> **EXERCISE PROMPT**: Would you quote every entry exactly, dropping only the pictures?

> **EXCERPTED RECORDS**:
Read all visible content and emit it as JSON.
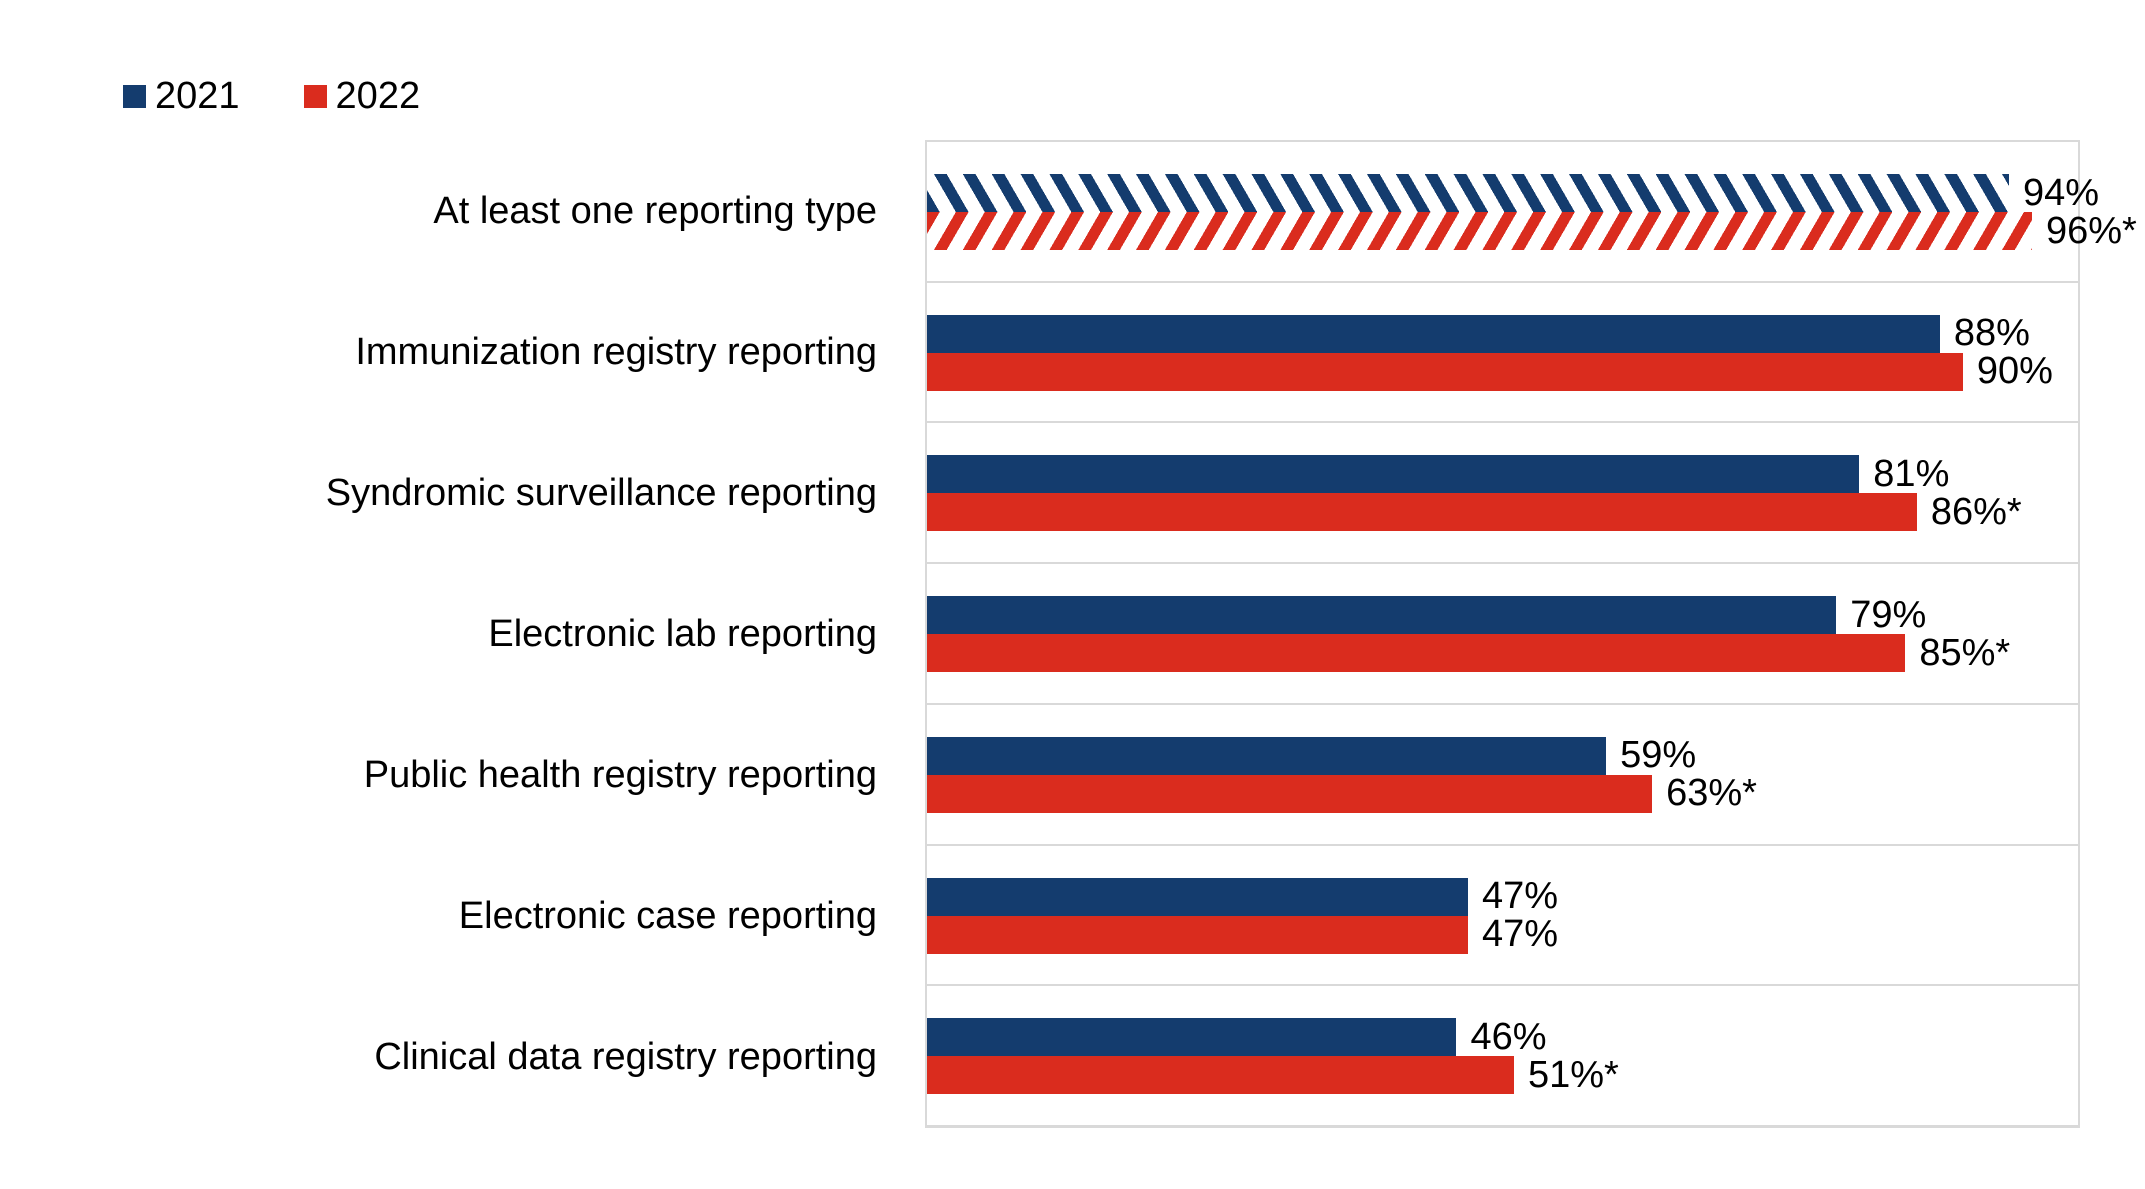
{
  "legend": {
    "items": [
      {
        "label": "2021",
        "color": "#143C6E"
      },
      {
        "label": "2022",
        "color": "#DA2C1E"
      }
    ]
  },
  "chart_data": {
    "type": "bar",
    "orientation": "horizontal",
    "title": "",
    "xlabel": "",
    "ylabel": "",
    "xlim": [
      0,
      100
    ],
    "legend_position": "top-left",
    "gridlines": "light-gray category separator lines and plot border",
    "categories": [
      "At least one reporting type",
      "Immunization registry reporting",
      "Syndromic surveillance reporting",
      "Electronic lab reporting",
      "Public health registry reporting",
      "Electronic case reporting",
      "Clinical data registry reporting"
    ],
    "series": [
      {
        "name": "2021",
        "color": "#143C6E",
        "values": [
          94,
          88,
          81,
          79,
          59,
          47,
          46
        ],
        "value_labels": [
          "94%",
          "88%",
          "81%",
          "79%",
          "59%",
          "47%",
          "46%"
        ],
        "hatched_flags": [
          true,
          false,
          false,
          false,
          false,
          false,
          false
        ],
        "hatch_style": "diagonal-down-stripes"
      },
      {
        "name": "2022",
        "color": "#DA2C1E",
        "values": [
          96,
          90,
          86,
          85,
          63,
          47,
          51
        ],
        "value_labels": [
          "96%*",
          "90%",
          "86%*",
          "85%*",
          "63%*",
          "47%",
          "51%*"
        ],
        "hatched_flags": [
          true,
          false,
          false,
          false,
          false,
          false,
          false
        ],
        "hatch_style": "diagonal-up-stripes"
      }
    ],
    "annotation_symbol_meaning_visible": false
  },
  "colors": {
    "navy": "#143C6E",
    "red": "#DA2C1E",
    "gridline": "#D9D9D9",
    "text": "#000000",
    "background": "#FFFFFF"
  }
}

> **CORRECT RESPONSE**:
Read all visible content and emit it as JSON.
{
  "legend": {
    "items": [
      {
        "label": "2021",
        "color": "#143C6E"
      },
      {
        "label": "2022",
        "color": "#DA2C1E"
      }
    ]
  },
  "chart_data": {
    "type": "bar",
    "orientation": "horizontal",
    "title": "",
    "xlabel": "",
    "ylabel": "",
    "xlim": [
      0,
      100
    ],
    "legend_position": "top-left",
    "gridlines": "light-gray category separator lines and plot border",
    "categories": [
      "At least one reporting type",
      "Immunization registry reporting",
      "Syndromic surveillance reporting",
      "Electronic lab reporting",
      "Public health registry reporting",
      "Electronic case reporting",
      "Clinical data registry reporting"
    ],
    "series": [
      {
        "name": "2021",
        "color": "#143C6E",
        "values": [
          94,
          88,
          81,
          79,
          59,
          47,
          46
        ],
        "value_labels": [
          "94%",
          "88%",
          "81%",
          "79%",
          "59%",
          "47%",
          "46%"
        ],
        "hatched_flags": [
          true,
          false,
          false,
          false,
          false,
          false,
          false
        ],
        "hatch_style": "diagonal-down-stripes"
      },
      {
        "name": "2022",
        "color": "#DA2C1E",
        "values": [
          96,
          90,
          86,
          85,
          63,
          47,
          51
        ],
        "value_labels": [
          "96%*",
          "90%",
          "86%*",
          "85%*",
          "63%*",
          "47%",
          "51%*"
        ],
        "hatched_flags": [
          true,
          false,
          false,
          false,
          false,
          false,
          false
        ],
        "hatch_style": "diagonal-up-stripes"
      }
    ],
    "annotation_symbol_meaning_visible": false
  },
  "colors": {
    "navy": "#143C6E",
    "red": "#DA2C1E",
    "gridline": "#D9D9D9",
    "text": "#000000",
    "background": "#FFFFFF"
  }
}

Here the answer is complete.